Written instruction:
Return each line that holds the word "CAPACITANCE".

Exercise inputs:
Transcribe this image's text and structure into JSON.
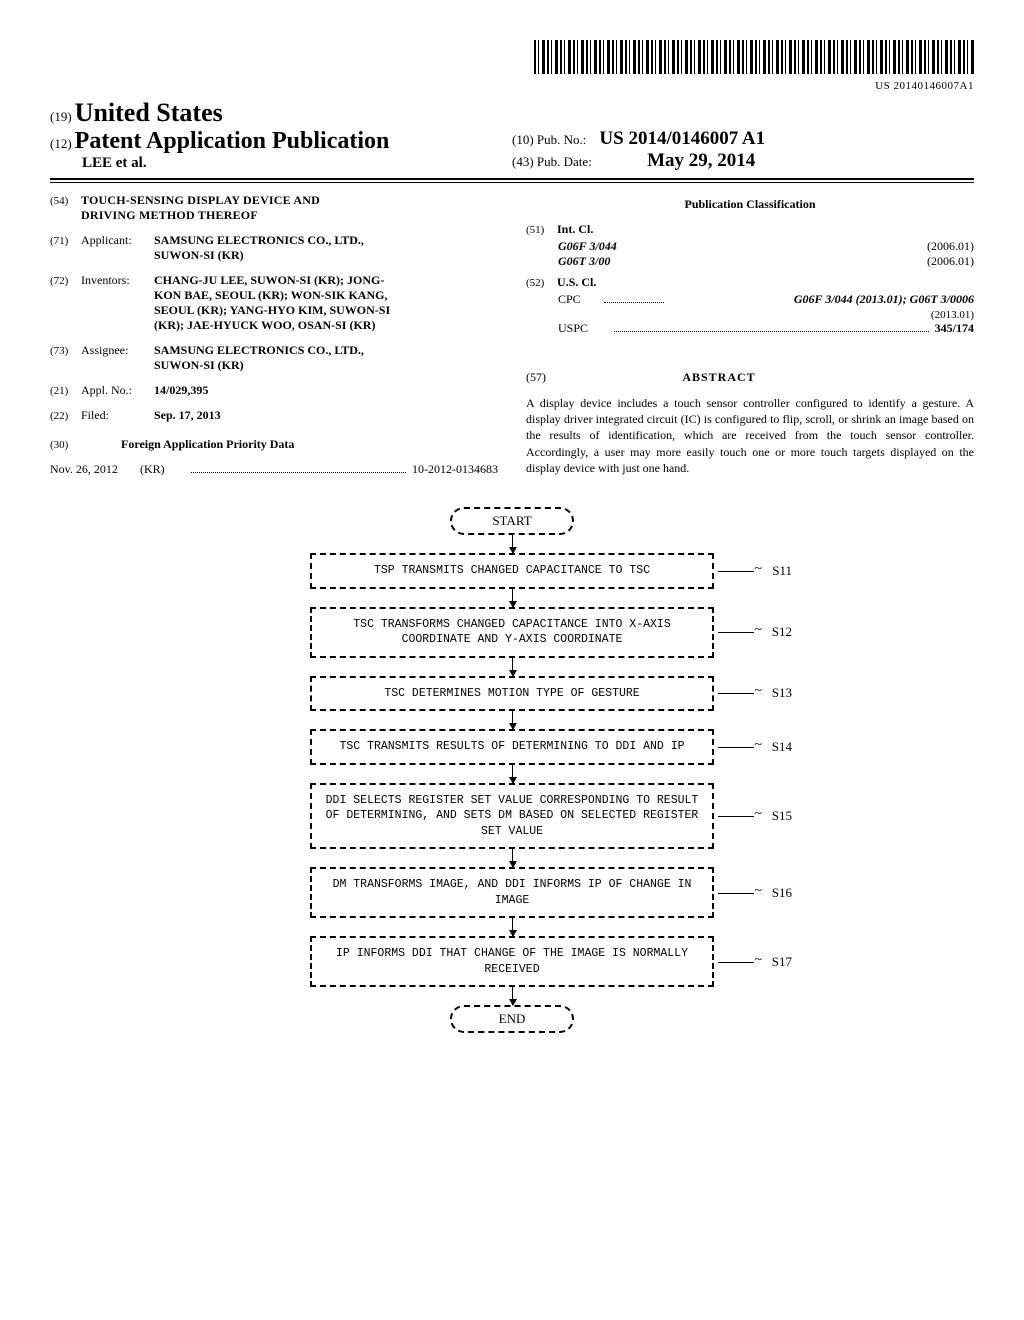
{
  "barcode_number": "US 20140146007A1",
  "header": {
    "label19": "(19)",
    "country": "United States",
    "label12": "(12)",
    "doctype": "Patent Application Publication",
    "authors": "LEE et al.",
    "label10": "(10)",
    "pubno_label": "Pub. No.:",
    "pubno": "US 2014/0146007 A1",
    "label43": "(43)",
    "pubdate_label": "Pub. Date:",
    "pubdate": "May 29, 2014"
  },
  "left": {
    "n54": "(54)",
    "title": "TOUCH-SENSING DISPLAY DEVICE AND DRIVING METHOD THEREOF",
    "n71": "(71)",
    "applicant_lbl": "Applicant:",
    "applicant": "SAMSUNG ELECTRONICS CO., LTD., SUWON-SI (KR)",
    "n72": "(72)",
    "inventors_lbl": "Inventors:",
    "inventors": "CHANG-JU LEE, SUWON-SI (KR); JONG-KON BAE, SEOUL (KR); WON-SIK KANG, SEOUL (KR); YANG-HYO KIM, SUWON-SI (KR); JAE-HYUCK WOO, OSAN-SI (KR)",
    "n73": "(73)",
    "assignee_lbl": "Assignee:",
    "assignee": "SAMSUNG ELECTRONICS CO., LTD., SUWON-SI (KR)",
    "n21": "(21)",
    "applno_lbl": "Appl. No.:",
    "applno": "14/029,395",
    "n22": "(22)",
    "filed_lbl": "Filed:",
    "filed": "Sep. 17, 2013",
    "n30": "(30)",
    "foreign_hdr": "Foreign Application Priority Data",
    "prio_date": "Nov. 26, 2012",
    "prio_cc": "(KR)",
    "prio_num": "10-2012-0134683"
  },
  "right": {
    "pubclass_hdr": "Publication Classification",
    "n51": "(51)",
    "intcl_lbl": "Int. Cl.",
    "intcl": [
      {
        "code": "G06F 3/044",
        "year": "(2006.01)"
      },
      {
        "code": "G06T 3/00",
        "year": "(2006.01)"
      }
    ],
    "n52": "(52)",
    "uscl_lbl": "U.S. Cl.",
    "cpc_lbl": "CPC",
    "cpc_val": "G06F 3/044 (2013.01); G06T 3/0006",
    "cpc_year": "(2013.01)",
    "uspc_lbl": "USPC",
    "uspc_val": "345/174",
    "n57": "(57)",
    "abstract_hdr": "ABSTRACT",
    "abstract_body": "A display device includes a touch sensor controller configured to identify a gesture. A display driver integrated circuit (IC) is configured to flip, scroll, or shrink an image based on the results of identification, which are received from the touch sensor controller. Accordingly, a user may more easily touch one or more touch targets displayed on the display device with just one hand."
  },
  "flowchart": {
    "start": "START",
    "end": "END",
    "steps": [
      {
        "id": "S11",
        "text": "TSP TRANSMITS CHANGED CAPACITANCE TO TSC"
      },
      {
        "id": "S12",
        "text": "TSC TRANSFORMS CHANGED CAPACITANCE INTO X-AXIS COORDINATE AND Y-AXIS COORDINATE"
      },
      {
        "id": "S13",
        "text": "TSC DETERMINES MOTION TYPE OF GESTURE"
      },
      {
        "id": "S14",
        "text": "TSC TRANSMITS RESULTS OF DETERMINING TO DDI AND IP"
      },
      {
        "id": "S15",
        "text": "DDI SELECTS REGISTER SET VALUE CORRESPONDING TO RESULT OF DETERMINING, AND SETS DM BASED ON SELECTED REGISTER SET VALUE"
      },
      {
        "id": "S16",
        "text": "DM TRANSFORMS IMAGE, AND DDI INFORMS IP OF CHANGE IN IMAGE"
      },
      {
        "id": "S17",
        "text": "IP INFORMS DDI THAT CHANGE OF THE IMAGE IS NORMALLY RECEIVED"
      }
    ]
  }
}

Result for this exercise:
        "text": "TSP TRANSMITS CHANGED CAPACITANCE TO TSC"
        "text": "TSC TRANSFORMS CHANGED CAPACITANCE INTO X-AXIS COORDINATE AND Y-AXIS COORDINATE"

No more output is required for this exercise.